*EXERCISE:* Every entry must be copied word for word.

#####

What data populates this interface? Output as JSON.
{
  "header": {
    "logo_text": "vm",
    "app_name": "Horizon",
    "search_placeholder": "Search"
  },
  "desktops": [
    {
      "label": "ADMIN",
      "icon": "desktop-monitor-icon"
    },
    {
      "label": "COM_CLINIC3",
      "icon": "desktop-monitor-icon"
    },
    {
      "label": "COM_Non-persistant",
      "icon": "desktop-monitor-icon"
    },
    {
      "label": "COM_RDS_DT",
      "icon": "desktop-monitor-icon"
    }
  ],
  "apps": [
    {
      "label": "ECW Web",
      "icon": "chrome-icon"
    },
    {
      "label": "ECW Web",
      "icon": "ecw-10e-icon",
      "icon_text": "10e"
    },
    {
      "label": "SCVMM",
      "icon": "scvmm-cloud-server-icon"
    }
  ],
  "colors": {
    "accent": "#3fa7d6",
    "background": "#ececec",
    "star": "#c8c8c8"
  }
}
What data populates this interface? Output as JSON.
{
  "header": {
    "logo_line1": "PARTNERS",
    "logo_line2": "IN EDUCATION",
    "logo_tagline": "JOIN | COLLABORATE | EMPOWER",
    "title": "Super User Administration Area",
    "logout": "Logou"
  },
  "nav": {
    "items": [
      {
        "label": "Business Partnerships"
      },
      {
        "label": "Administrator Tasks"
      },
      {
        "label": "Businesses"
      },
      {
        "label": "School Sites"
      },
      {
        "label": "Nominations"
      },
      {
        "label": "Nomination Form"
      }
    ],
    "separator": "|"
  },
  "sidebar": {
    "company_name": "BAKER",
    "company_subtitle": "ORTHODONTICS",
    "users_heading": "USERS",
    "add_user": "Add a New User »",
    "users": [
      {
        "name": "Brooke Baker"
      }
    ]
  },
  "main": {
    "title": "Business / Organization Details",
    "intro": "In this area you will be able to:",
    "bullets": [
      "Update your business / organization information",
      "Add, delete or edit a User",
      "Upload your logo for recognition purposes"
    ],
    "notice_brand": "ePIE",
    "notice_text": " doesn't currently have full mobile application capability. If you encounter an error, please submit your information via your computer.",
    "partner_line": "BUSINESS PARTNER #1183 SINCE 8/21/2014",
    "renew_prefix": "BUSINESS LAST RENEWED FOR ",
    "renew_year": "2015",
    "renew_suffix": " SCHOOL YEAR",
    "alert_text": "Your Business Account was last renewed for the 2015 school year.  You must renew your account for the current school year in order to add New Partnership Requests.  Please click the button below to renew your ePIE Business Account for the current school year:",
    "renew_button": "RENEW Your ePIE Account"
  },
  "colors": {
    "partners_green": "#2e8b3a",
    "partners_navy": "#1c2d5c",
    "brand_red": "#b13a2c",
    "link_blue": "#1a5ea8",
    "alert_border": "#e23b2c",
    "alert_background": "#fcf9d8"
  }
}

#####

*FULL SOLUTION:*
What data populates this interface? Output as JSON.
{
  "header": {
    "logo_text": "vm",
    "app_name": "Horizon",
    "search_placeholder": "Search"
  },
  "desktops": [
    {
      "label": "ADMIN",
      "icon": "desktop-monitor-icon"
    },
    {
      "label": "COM_CLINIC3",
      "icon": "desktop-monitor-icon"
    },
    {
      "label": "COM_Non-persistant",
      "icon": "desktop-monitor-icon"
    },
    {
      "label": "COM_RDS_DT",
      "icon": "desktop-monitor-icon"
    }
  ],
  "apps": [
    {
      "label": "ECW Web",
      "icon": "chrome-icon"
    },
    {
      "label": "ECW Web",
      "icon": "ecw-10e-icon",
      "icon_text": "10e"
    },
    {
      "label": "SCVMM",
      "icon": "scvmm-cloud-server-icon"
    }
  ],
  "colors": {
    "accent": "#3fa7d6",
    "background": "#ececec",
    "star": "#c8c8c8"
  }
}
What data populates this interface? Output as JSON.
{
  "header": {
    "logo_line1": "PARTNERS",
    "logo_line2": "IN EDUCATION",
    "logo_tagline": "JOIN | COLLABORATE | EMPOWER",
    "title": "Super User Administration Area",
    "logout": "Logou"
  },
  "nav": {
    "items": [
      {
        "label": "Business Partnerships"
      },
      {
        "label": "Administrator Tasks"
      },
      {
        "label": "Businesses"
      },
      {
        "label": "School Sites"
      },
      {
        "label": "Nominations"
      },
      {
        "label": "Nomination Form"
      }
    ],
    "separator": "|"
  },
  "sidebar": {
    "company_name": "BAKER",
    "company_subtitle": "ORTHODONTICS",
    "users_heading": "USERS",
    "add_user": "Add a New User »",
    "users": [
      {
        "name": "Brooke Baker"
      }
    ]
  },
  "main": {
    "title": "Business / Organization Details",
    "intro": "In this area you will be able to:",
    "bullets": [
      "Update your business / organization information",
      "Add, delete or edit a User",
      "Upload your logo for recognition purposes"
    ],
    "notice_brand": "ePIE",
    "notice_text": " doesn't currently have full mobile application capability. If you encounter an error, please submit your information via your computer.",
    "partner_line": "BUSINESS PARTNER #1183 SINCE 8/21/2014",
    "renew_prefix": "BUSINESS LAST RENEWED FOR ",
    "renew_year": "2015",
    "renew_suffix": " SCHOOL YEAR",
    "alert_text": "Your Business Account was last renewed for the 2015 school year.  You must renew your account for the current school year in order to add New Partnership Requests.  Please click the button below to renew your ePIE Business Account for the current school year:",
    "renew_button": "RENEW Your ePIE Account"
  },
  "colors": {
    "partners_green": "#2e8b3a",
    "partners_navy": "#1c2d5c",
    "brand_red": "#b13a2c",
    "link_blue": "#1a5ea8",
    "alert_border": "#e23b2c",
    "alert_background": "#fcf9d8"
  }
}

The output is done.